-------- Data listing

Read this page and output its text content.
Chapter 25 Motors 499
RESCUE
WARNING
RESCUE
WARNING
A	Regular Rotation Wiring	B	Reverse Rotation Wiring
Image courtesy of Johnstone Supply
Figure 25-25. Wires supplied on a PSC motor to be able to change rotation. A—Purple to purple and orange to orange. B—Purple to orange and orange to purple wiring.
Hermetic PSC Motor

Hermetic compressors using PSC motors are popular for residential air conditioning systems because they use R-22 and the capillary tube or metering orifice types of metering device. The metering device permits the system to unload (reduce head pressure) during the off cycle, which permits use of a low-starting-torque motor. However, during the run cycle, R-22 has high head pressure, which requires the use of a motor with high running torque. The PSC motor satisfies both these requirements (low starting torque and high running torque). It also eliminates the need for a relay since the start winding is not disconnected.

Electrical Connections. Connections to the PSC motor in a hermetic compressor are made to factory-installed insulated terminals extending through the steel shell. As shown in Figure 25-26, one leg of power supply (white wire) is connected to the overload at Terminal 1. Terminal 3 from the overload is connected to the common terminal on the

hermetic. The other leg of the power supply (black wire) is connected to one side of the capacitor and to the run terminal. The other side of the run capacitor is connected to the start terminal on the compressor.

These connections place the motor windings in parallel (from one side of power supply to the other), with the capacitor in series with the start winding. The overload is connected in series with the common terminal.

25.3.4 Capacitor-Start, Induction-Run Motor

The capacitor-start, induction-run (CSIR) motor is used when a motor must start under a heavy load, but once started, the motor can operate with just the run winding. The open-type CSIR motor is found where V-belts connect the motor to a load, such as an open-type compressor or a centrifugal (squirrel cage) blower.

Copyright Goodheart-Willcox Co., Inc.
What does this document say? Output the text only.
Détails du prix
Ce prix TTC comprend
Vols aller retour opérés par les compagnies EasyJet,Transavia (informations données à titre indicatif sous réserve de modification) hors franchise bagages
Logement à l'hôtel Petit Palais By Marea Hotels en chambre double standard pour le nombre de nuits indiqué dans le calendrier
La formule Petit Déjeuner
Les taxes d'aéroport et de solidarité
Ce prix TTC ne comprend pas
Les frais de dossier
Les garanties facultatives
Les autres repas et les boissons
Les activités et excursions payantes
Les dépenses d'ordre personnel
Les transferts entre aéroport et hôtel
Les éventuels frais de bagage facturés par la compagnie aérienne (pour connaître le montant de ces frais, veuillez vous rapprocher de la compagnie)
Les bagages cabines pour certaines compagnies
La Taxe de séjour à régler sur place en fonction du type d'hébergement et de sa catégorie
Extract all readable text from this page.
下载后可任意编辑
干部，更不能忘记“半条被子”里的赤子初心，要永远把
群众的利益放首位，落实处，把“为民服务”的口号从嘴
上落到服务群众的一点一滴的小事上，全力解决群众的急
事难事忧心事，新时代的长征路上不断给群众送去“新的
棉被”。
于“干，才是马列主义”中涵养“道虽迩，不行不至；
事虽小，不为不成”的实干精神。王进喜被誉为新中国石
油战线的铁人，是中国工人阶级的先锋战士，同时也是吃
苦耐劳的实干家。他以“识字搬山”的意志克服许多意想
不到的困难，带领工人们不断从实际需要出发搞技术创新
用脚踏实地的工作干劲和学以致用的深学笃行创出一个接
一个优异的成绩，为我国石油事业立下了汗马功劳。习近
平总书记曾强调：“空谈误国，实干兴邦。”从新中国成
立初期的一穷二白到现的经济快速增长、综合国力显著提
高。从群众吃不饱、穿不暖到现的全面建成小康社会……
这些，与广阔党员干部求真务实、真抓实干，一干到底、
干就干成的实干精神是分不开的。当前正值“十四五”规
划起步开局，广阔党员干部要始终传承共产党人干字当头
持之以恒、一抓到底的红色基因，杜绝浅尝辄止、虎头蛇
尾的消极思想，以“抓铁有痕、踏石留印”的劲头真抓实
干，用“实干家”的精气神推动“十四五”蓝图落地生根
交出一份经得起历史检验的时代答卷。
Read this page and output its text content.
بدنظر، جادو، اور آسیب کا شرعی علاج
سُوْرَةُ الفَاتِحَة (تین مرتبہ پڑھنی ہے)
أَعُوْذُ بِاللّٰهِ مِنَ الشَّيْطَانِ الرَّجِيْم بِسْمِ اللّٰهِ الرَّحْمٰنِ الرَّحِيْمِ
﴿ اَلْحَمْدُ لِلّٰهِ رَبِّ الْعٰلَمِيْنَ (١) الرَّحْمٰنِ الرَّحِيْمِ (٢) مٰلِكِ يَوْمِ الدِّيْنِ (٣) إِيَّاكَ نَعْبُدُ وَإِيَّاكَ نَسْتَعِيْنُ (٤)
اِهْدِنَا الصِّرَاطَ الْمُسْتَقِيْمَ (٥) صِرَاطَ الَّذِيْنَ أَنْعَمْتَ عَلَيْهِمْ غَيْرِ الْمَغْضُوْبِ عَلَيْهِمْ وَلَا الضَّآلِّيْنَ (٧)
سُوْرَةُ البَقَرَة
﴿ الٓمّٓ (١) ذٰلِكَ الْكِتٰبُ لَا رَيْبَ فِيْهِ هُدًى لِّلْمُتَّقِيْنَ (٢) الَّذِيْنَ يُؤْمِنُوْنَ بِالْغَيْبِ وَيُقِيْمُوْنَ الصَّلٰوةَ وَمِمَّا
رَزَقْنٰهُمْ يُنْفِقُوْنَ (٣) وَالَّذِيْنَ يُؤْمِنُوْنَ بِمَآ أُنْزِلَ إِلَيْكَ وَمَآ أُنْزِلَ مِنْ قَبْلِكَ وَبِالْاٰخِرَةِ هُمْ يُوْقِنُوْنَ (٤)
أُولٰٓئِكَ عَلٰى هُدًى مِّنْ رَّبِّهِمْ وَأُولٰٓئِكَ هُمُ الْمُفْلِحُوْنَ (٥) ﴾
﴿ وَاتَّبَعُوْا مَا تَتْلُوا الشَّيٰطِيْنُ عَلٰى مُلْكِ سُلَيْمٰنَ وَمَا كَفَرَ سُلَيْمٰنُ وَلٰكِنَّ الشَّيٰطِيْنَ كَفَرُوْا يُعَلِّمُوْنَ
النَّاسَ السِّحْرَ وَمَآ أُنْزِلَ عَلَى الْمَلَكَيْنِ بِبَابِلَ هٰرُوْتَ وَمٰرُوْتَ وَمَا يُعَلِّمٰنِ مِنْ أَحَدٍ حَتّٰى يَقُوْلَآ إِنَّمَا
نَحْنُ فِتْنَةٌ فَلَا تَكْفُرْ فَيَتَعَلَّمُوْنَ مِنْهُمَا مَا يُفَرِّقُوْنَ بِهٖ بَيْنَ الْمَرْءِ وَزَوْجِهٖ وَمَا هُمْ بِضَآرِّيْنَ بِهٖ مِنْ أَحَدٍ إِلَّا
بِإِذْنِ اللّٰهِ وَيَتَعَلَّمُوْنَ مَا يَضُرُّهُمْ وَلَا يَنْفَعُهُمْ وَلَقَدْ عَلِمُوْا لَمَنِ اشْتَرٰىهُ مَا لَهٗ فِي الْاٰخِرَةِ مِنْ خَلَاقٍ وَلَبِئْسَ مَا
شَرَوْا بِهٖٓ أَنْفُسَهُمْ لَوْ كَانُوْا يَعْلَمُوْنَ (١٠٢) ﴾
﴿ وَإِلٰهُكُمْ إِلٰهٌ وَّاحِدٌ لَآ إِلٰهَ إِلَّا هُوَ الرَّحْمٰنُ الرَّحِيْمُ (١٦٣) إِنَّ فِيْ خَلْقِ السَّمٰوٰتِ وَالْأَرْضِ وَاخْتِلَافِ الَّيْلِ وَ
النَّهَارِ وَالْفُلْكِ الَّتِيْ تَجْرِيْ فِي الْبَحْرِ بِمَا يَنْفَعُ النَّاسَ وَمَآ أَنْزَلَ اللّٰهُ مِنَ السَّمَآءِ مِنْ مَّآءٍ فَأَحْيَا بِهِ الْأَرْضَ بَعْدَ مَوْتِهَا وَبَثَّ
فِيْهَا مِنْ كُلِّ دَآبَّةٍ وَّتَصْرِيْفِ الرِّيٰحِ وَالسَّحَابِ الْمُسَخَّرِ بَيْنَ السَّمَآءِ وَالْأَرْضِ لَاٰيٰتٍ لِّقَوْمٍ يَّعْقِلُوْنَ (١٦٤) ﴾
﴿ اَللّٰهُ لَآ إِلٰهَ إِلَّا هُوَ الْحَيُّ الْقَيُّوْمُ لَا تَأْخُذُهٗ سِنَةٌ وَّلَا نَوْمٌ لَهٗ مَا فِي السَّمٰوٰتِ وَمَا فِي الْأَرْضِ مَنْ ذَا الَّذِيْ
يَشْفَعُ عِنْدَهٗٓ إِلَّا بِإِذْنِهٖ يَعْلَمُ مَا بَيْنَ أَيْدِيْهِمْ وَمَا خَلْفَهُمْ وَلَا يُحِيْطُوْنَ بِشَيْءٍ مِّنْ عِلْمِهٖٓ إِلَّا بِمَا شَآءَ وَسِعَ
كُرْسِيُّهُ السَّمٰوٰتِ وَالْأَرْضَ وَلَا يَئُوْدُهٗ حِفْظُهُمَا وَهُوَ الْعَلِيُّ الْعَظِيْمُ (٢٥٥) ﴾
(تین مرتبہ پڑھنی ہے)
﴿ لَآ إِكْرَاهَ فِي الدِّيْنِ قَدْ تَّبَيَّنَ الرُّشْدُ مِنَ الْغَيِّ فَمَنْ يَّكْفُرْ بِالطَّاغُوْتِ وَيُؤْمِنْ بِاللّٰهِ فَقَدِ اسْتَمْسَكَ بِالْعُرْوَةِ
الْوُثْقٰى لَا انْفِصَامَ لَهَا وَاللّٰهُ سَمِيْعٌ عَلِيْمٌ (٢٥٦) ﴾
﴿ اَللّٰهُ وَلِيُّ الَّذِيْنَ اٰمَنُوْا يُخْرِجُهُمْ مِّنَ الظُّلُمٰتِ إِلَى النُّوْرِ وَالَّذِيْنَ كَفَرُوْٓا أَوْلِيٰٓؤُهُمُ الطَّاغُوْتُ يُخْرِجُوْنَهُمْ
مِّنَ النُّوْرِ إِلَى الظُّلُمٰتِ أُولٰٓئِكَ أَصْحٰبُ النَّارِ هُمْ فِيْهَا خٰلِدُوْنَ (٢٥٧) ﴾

----------------

**Given exercise**:
Look for the word "compagnies" in every line of the listing and copy the lines that have it.

**Written solution**:
Vols aller retour opérés par les compagnies EasyJet,Transavia (informations données à titre indicatif sous réserve de modification) hors franchise bagages
Les bagages cabines pour certaines compagnies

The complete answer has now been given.